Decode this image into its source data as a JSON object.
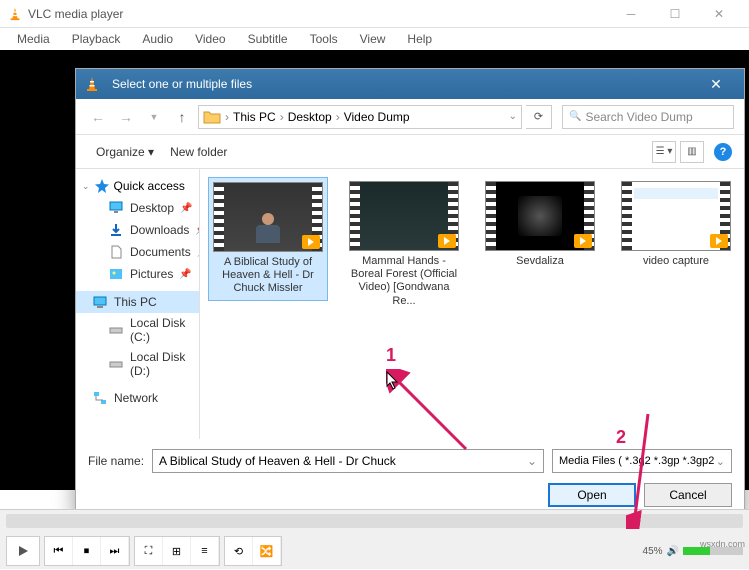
{
  "window": {
    "title": "VLC media player"
  },
  "menubar": [
    "Media",
    "Playback",
    "Audio",
    "Video",
    "Subtitle",
    "Tools",
    "View",
    "Help"
  ],
  "dialog": {
    "title": "Select one or multiple files",
    "breadcrumb": {
      "parts": [
        "This PC",
        "Desktop",
        "Video Dump"
      ]
    },
    "search_placeholder": "Search Video Dump",
    "toolbar": {
      "organize": "Organize",
      "new_folder": "New folder"
    },
    "sidebar": {
      "quick_access": "Quick access",
      "items": [
        {
          "label": "Desktop",
          "icon": "desktop"
        },
        {
          "label": "Downloads",
          "icon": "downloads"
        },
        {
          "label": "Documents",
          "icon": "documents"
        },
        {
          "label": "Pictures",
          "icon": "pictures"
        }
      ],
      "this_pc": "This PC",
      "drives": [
        {
          "label": "Local Disk (C:)"
        },
        {
          "label": "Local Disk (D:)"
        }
      ],
      "network": "Network"
    },
    "files": [
      {
        "label": "A Biblical Study of Heaven & Hell - Dr Chuck Missler",
        "selected": true
      },
      {
        "label": "Mammal Hands - Boreal Forest (Official Video) [Gondwana Re...",
        "selected": false
      },
      {
        "label": "Sevdaliza",
        "selected": false
      },
      {
        "label": "video capture",
        "selected": false
      }
    ],
    "filename_label": "File name:",
    "filename_value": "A Biblical Study of Heaven & Hell - Dr Chuck",
    "filter_value": "Media Files ( *.3g2 *.3gp *.3gp2",
    "open_btn": "Open",
    "cancel_btn": "Cancel"
  },
  "annotations": {
    "num1": "1",
    "num2": "2"
  },
  "player": {
    "volume_pct": "45%"
  },
  "watermark": "wsxdn.com"
}
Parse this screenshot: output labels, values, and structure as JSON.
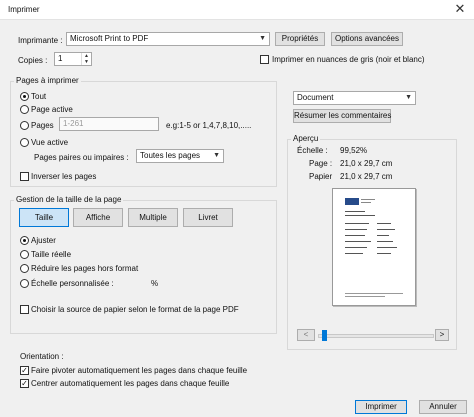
{
  "window": {
    "title": "Imprimer",
    "close": "✕"
  },
  "printer": {
    "label": "Imprimante :",
    "value": "Microsoft Print to PDF",
    "properties_button": "Propriétés",
    "advanced_button": "Options avancées",
    "copies_label": "Copies :",
    "copies_value": "1",
    "grayscale_label": "Imprimer en nuances de gris (noir et blanc)"
  },
  "pages": {
    "group_label": "Pages à imprimer",
    "all_label": "Tout",
    "current_label": "Page active",
    "pages_label": "Pages",
    "pages_input": "1-261",
    "pages_example": "e.g:1-5 or 1,4,7,8,10,.....",
    "view_label": "Vue active",
    "even_odd_label": "Pages paires ou impaires :",
    "even_odd_value": "Toutes les pages",
    "reverse_label": "Inverser les pages"
  },
  "content": {
    "document_select": "Document",
    "summarize_button": "Résumer les commentaires"
  },
  "preview": {
    "group_label": "Aperçu",
    "scale_label": "Échelle :",
    "scale_value": "99,52%",
    "page_label": "Page :",
    "page_value": "21,0 x 29,7 cm",
    "paper_label": "Papier",
    "paper_value": "21,0 x 29,7 cm",
    "prev": "<",
    "next": ">",
    "zoom_slider_fraction": 0.02
  },
  "sizing": {
    "group_label": "Gestion de la taille de la page",
    "tabs": [
      "Taille",
      "Affiche",
      "Multiple",
      "Livret"
    ],
    "adjust_label": "Ajuster",
    "actual_label": "Taille réelle",
    "shrink_label": "Réduire les pages hors format",
    "custom_label": "Échelle personnalisée :",
    "percent": "%",
    "paper_source_label": "Choisir la source de papier selon le format de la page PDF"
  },
  "orientation": {
    "label": "Orientation :",
    "auto_rotate_label": "Faire pivoter automatiquement les pages dans chaque feuille",
    "auto_center_label": "Centrer automatiquement les pages dans chaque feuille"
  },
  "footer": {
    "print_button": "Imprimer",
    "cancel_button": "Annuler"
  },
  "icons": {
    "check": "✓",
    "dropdown": "▼",
    "spin_up": "▲",
    "spin_down": "▼"
  }
}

+++

▶ [AIM OF THE EXERCISE]: Quote the data exactly, leaving every image out of the copy.

▶ [ANSWER]:
Decode this image into its source data as a JSON object.
{
  "window": {
    "title": "VLC media player"
  },
  "menubar": [
    "Media",
    "Playback",
    "Audio",
    "Video",
    "Subtitle",
    "Tools",
    "View",
    "Help"
  ],
  "dialog": {
    "title": "Select one or multiple files",
    "breadcrumb": {
      "parts": [
        "This PC",
        "Desktop",
        "Video Dump"
      ]
    },
    "search_placeholder": "Search Video Dump",
    "toolbar": {
      "organize": "Organize",
      "new_folder": "New folder"
    },
    "sidebar": {
      "quick_access": "Quick access",
      "items": [
        {
          "label": "Desktop",
          "icon": "desktop"
        },
        {
          "label": "Downloads",
          "icon": "downloads"
        },
        {
          "label": "Documents",
          "icon": "documents"
        },
        {
          "label": "Pictures",
          "icon": "pictures"
        }
      ],
      "this_pc": "This PC",
      "drives": [
        {
          "label": "Local Disk (C:)"
        },
        {
          "label": "Local Disk (D:)"
        }
      ],
      "network": "Network"
    },
    "files": [
      {
        "label": "A Biblical Study of Heaven & Hell - Dr Chuck Missler",
        "selected": true
      },
      {
        "label": "Mammal Hands - Boreal Forest (Official Video) [Gondwana Re...",
        "selected": false
      },
      {
        "label": "Sevdaliza",
        "selected": false
      },
      {
        "label": "video capture",
        "selected": false
      }
    ],
    "filename_label": "File name:",
    "filename_value": "A Biblical Study of Heaven & Hell - Dr Chuck",
    "filter_value": "Media Files ( *.3g2 *.3gp *.3gp2",
    "open_btn": "Open",
    "cancel_btn": "Cancel"
  },
  "annotations": {
    "num1": "1",
    "num2": "2"
  },
  "player": {
    "volume_pct": "45%"
  },
  "watermark": "wsxdn.com"
}
Parse this screenshot: output labels, values, and structure as JSON.
{
  "window": {
    "title": "Imprimer",
    "close": "✕"
  },
  "printer": {
    "label": "Imprimante :",
    "value": "Microsoft Print to PDF",
    "properties_button": "Propriétés",
    "advanced_button": "Options avancées",
    "copies_label": "Copies :",
    "copies_value": "1",
    "grayscale_label": "Imprimer en nuances de gris (noir et blanc)"
  },
  "pages": {
    "group_label": "Pages à imprimer",
    "all_label": "Tout",
    "current_label": "Page active",
    "pages_label": "Pages",
    "pages_input": "1-261",
    "pages_example": "e.g:1-5 or 1,4,7,8,10,.....",
    "view_label": "Vue active",
    "even_odd_label": "Pages paires ou impaires :",
    "even_odd_value": "Toutes les pages",
    "reverse_label": "Inverser les pages"
  },
  "content": {
    "document_select": "Document",
    "summarize_button": "Résumer les commentaires"
  },
  "preview": {
    "group_label": "Aperçu",
    "scale_label": "Échelle :",
    "scale_value": "99,52%",
    "page_label": "Page :",
    "page_value": "21,0 x 29,7 cm",
    "paper_label": "Papier",
    "paper_value": "21,0 x 29,7 cm",
    "prev": "<",
    "next": ">",
    "zoom_slider_fraction": 0.02
  },
  "sizing": {
    "group_label": "Gestion de la taille de la page",
    "tabs": [
      "Taille",
      "Affiche",
      "Multiple",
      "Livret"
    ],
    "adjust_label": "Ajuster",
    "actual_label": "Taille réelle",
    "shrink_label": "Réduire les pages hors format",
    "custom_label": "Échelle personnalisée :",
    "percent": "%",
    "paper_source_label": "Choisir la source de papier selon le format de la page PDF"
  },
  "orientation": {
    "label": "Orientation :",
    "auto_rotate_label": "Faire pivoter automatiquement les pages dans chaque feuille",
    "auto_center_label": "Centrer automatiquement les pages dans chaque feuille"
  },
  "footer": {
    "print_button": "Imprimer",
    "cancel_button": "Annuler"
  },
  "icons": {
    "check": "✓",
    "dropdown": "▼",
    "spin_up": "▲",
    "spin_down": "▼"
  }
}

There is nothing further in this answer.